### Listing
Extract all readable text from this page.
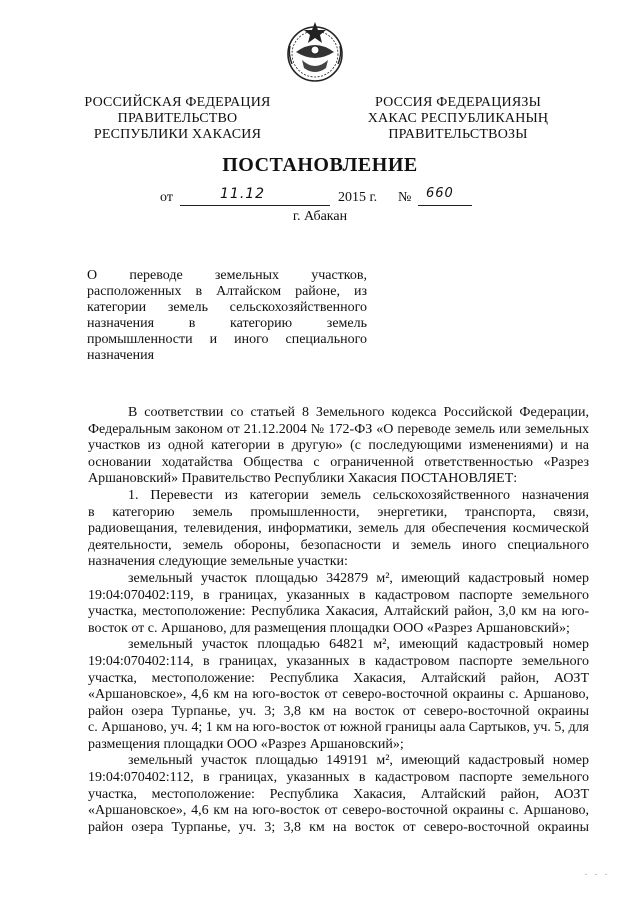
РОССИЙСКАЯ ФЕДЕРАЦИЯ
ПРАВИТЕЛЬСТВО
РЕСПУБЛИКИ ХАКАСИЯ
РОССИЯ ФЕДЕРАЦИЯЗЫ
ХАКАС РЕСПУБЛИКАНЫҢ
ПРАВИТЕЛЬСТВОЗЫ
ПОСТАНОВЛЕНИЕ
от	11.12	2015 г. № 660
г. Абакан
О переводе земельных участков,
расположенных в Алтайском районе, из
категории земель сельскохозяйственного
назначения в категорию земель
промышленности и иного специального
назначения
В соответствии со статьей 8 Земельного кодекса Российской Федерации,
Федеральным законом от 21.12.2004 № 172-ФЗ «О переводе земель или земельных
участков из одной категории в другую» (с последующими изменениями) и на
основании ходатайства Общества с ограниченной ответственностью «Разрез
Аршановский» Правительство Республики Хакасия ПОСТАНОВЛЯЕТ:
1. Перевести из категории земель сельскохозяйственного назначения
в категорию земель промышленности, энергетики, транспорта, связи,
радиовещания, телевидения, информатики, земель для обеспечения космической
деятельности, земель обороны, безопасности и земель иного специального
назначения следующие земельные участки:
земельный участок площадью 342879 м², имеющий кадастровый номер
19:04:070402:119, в границах, указанных в кадастровом паспорте земельного
участка, местоположение: Республика Хакасия, Алтайский район, 3,0 км на юго-
восток от с. Аршаново, для размещения площадки ООО «Разрез Аршановский»;
земельный участок площадью 64821 м², имеющий кадастровый номер
19:04:070402:114, в границах, указанных в кадастровом паспорте земельного
участка, местоположение: Республика Хакасия, Алтайский район, АОЗТ
«Аршановское», 4,6 км на юго-восток от северо-восточной окраины с. Аршаново,
район озера Турпанье, уч. 3; 3,8 км на восток от северо-восточной окраины
с. Аршаново, уч. 4; 1 км на юго-восток от южной границы аала Сартыков, уч. 5, для
размещения площадки ООО «Разрез Аршановский»;
земельный участок площадью 149191 м², имеющий кадастровый номер
19:04:070402:112, в границах, указанных в кадастровом паспорте земельного
участка, местоположение: Республика Хакасия, Алтайский район, АОЗТ
«Аршановское», 4,6 км на юго-восток от северо-восточной окраины с. Аршаново,
район озера Турпанье, уч. 3; 3,8 км на восток от северо-восточной окраины
. . .
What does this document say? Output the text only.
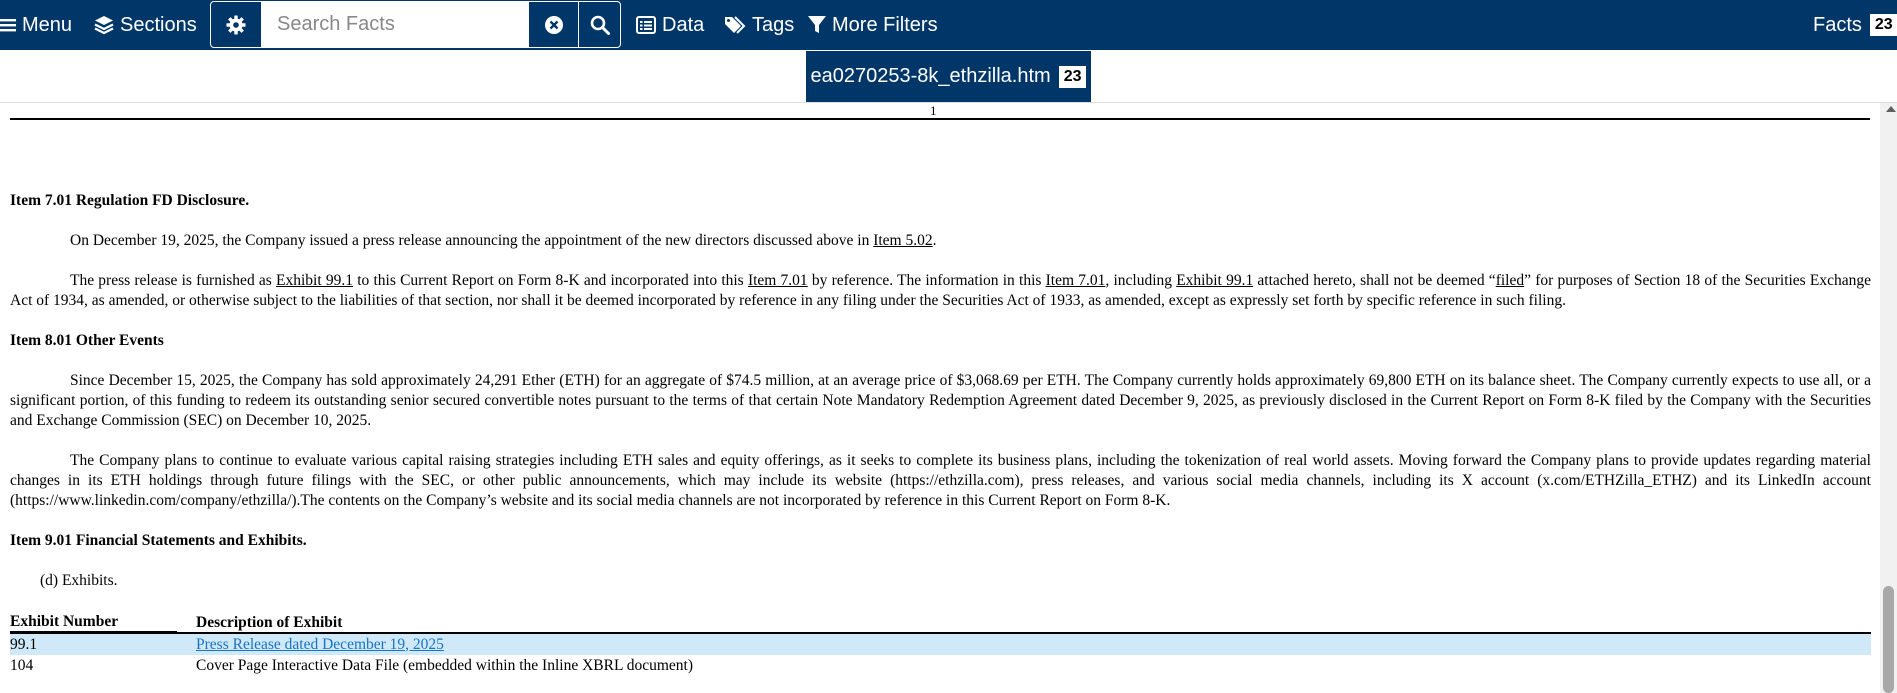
Menu Sections
Search Facts	Data Tags More Filters	Facts 23
ea0270253-8k_ethzilla.htm 23
1
Item 7.01 Regulation FD Disclosure.
On December 19, 2025, the Company issued a press release announcing the appointment of the new directors discussed above in Item 5.02.
The press release is furnished as Exhibit 99.1 to this Current Report on Form 8-K and incorporated into this Item 7.01 by reference. The information in this Item 7.01, including Exhibit 99.1 attached hereto, shall not be deemed “filed” for purposes of Section 18 of the Securities Exchange Act of 1934, as amended, or otherwise subject to the liabilities of that section, nor shall it be deemed incorporated by reference in any filing under the Securities Act of 1933, as amended, except as expressly set forth by specific reference in such filing.
Item 8.01 Other Events
Since December 15, 2025, the Company has sold approximately 24,291 Ether (ETH) for an aggregate of $74.5 million, at an average price of $3,068.69 per ETH. The Company currently holds approximately 69,800 ETH on its balance sheet. The Company currently expects to use all, or a significant portion, of this funding to redeem its outstanding senior secured convertible notes pursuant to the terms of that certain Note Mandatory Redemption Agreement dated December 9, 2025, as previously disclosed in the Current Report on Form 8-K filed by the Company with the Securities and Exchange Commission (SEC) on December 10, 2025.
The Company plans to continue to evaluate various capital raising strategies including ETH sales and equity offerings, as it seeks to complete its business plans, including the tokenization of real world assets. Moving forward the Company plans to provide updates regarding material changes in its ETH holdings through future filings with the SEC, or other public announcements, which may include its website (https://ethzilla.com), press releases, and various social media channels, including its X account (x.com/ETHZilla_ETHZ) and its LinkedIn account (https://www.linkedin.com/company/ethzilla/).The contents on the Company’s website and its social media channels are not incorporated by reference in this Current Report on Form 8-K.
Item 9.01 Financial Statements and Exhibits.
(d) Exhibits.
Exhibit Number	Description of Exhibit

99.1	Press Release dated December 19, 2025
104	Cover Page Interactive Data File (embedded within the Inline XBRL document)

### Work to be completed
The pictures in the entries should be left out; output everything else exactly.

### Solution for this exercise
Extract all readable text from this page.
РОССИЙСКАЯ ФЕДЕРАЦИЯ
ПРАВИТЕЛЬСТВО
РЕСПУБЛИКИ ХАКАСИЯ
РОССИЯ ФЕДЕРАЦИЯЗЫ
ХАКАС РЕСПУБЛИКАНЫҢ
ПРАВИТЕЛЬСТВОЗЫ
ПОСТАНОВЛЕНИЕ
от	11.12	2015 г. № 660
г. Абакан
О переводе земельных участков,
расположенных в Алтайском районе, из
категории земель сельскохозяйственного
назначения в категорию земель
промышленности и иного специального
назначения
В соответствии со статьей 8 Земельного кодекса Российской Федерации,
Федеральным законом от 21.12.2004 № 172-ФЗ «О переводе земель или земельных
участков из одной категории в другую» (с последующими изменениями) и на
основании ходатайства Общества с ограниченной ответственностью «Разрез
Аршановский» Правительство Республики Хакасия ПОСТАНОВЛЯЕТ:
1. Перевести из категории земель сельскохозяйственного назначения
в категорию земель промышленности, энергетики, транспорта, связи,
радиовещания, телевидения, информатики, земель для обеспечения космической
деятельности, земель обороны, безопасности и земель иного специального
назначения следующие земельные участки:
земельный участок площадью 342879 м², имеющий кадастровый номер
19:04:070402:119, в границах, указанных в кадастровом паспорте земельного
участка, местоположение: Республика Хакасия, Алтайский район, 3,0 км на юго-
восток от с. Аршаново, для размещения площадки ООО «Разрез Аршановский»;
земельный участок площадью 64821 м², имеющий кадастровый номер
19:04:070402:114, в границах, указанных в кадастровом паспорте земельного
участка, местоположение: Республика Хакасия, Алтайский район, АОЗТ
«Аршановское», 4,6 км на юго-восток от северо-восточной окраины с. Аршаново,
район озера Турпанье, уч. 3; 3,8 км на восток от северо-восточной окраины
с. Аршаново, уч. 4; 1 км на юго-восток от южной границы аала Сартыков, уч. 5, для
размещения площадки ООО «Разрез Аршановский»;
земельный участок площадью 149191 м², имеющий кадастровый номер
19:04:070402:112, в границах, указанных в кадастровом паспорте земельного
участка, местоположение: Республика Хакасия, Алтайский район, АОЗТ
«Аршановское», 4,6 км на юго-восток от северо-восточной окраины с. Аршаново,
район озера Турпанье, уч. 3; 3,8 км на восток от северо-восточной окраины
. . .
What does this document say? Output the text only.
Menu Sections
Search Facts	Data Tags More Filters	Facts 23
ea0270253-8k_ethzilla.htm 23
1
Item 7.01 Regulation FD Disclosure.
On December 19, 2025, the Company issued a press release announcing the appointment of the new directors discussed above in Item 5.02.
The press release is furnished as Exhibit 99.1 to this Current Report on Form 8-K and incorporated into this Item 7.01 by reference. The information in this Item 7.01, including Exhibit 99.1 attached hereto, shall not be deemed “filed” for purposes of Section 18 of the Securities Exchange Act of 1934, as amended, or otherwise subject to the liabilities of that section, nor shall it be deemed incorporated by reference in any filing under the Securities Act of 1933, as amended, except as expressly set forth by specific reference in such filing.
Item 8.01 Other Events
Since December 15, 2025, the Company has sold approximately 24,291 Ether (ETH) for an aggregate of $74.5 million, at an average price of $3,068.69 per ETH. The Company currently holds approximately 69,800 ETH on its balance sheet. The Company currently expects to use all, or a significant portion, of this funding to redeem its outstanding senior secured convertible notes pursuant to the terms of that certain Note Mandatory Redemption Agreement dated December 9, 2025, as previously disclosed in the Current Report on Form 8-K filed by the Company with the Securities and Exchange Commission (SEC) on December 10, 2025.
The Company plans to continue to evaluate various capital raising strategies including ETH sales and equity offerings, as it seeks to complete its business plans, including the tokenization of real world assets. Moving forward the Company plans to provide updates regarding material changes in its ETH holdings through future filings with the SEC, or other public announcements, which may include its website (https://ethzilla.com), press releases, and various social media channels, including its X account (x.com/ETHZilla_ETHZ) and its LinkedIn account (https://www.linkedin.com/company/ethzilla/).The contents on the Company’s website and its social media channels are not incorporated by reference in this Current Report on Form 8-K.
Item 9.01 Financial Statements and Exhibits.
(d) Exhibits.
Exhibit Number	Description of Exhibit

99.1	Press Release dated December 19, 2025
104	Cover Page Interactive Data File (embedded within the Inline XBRL document)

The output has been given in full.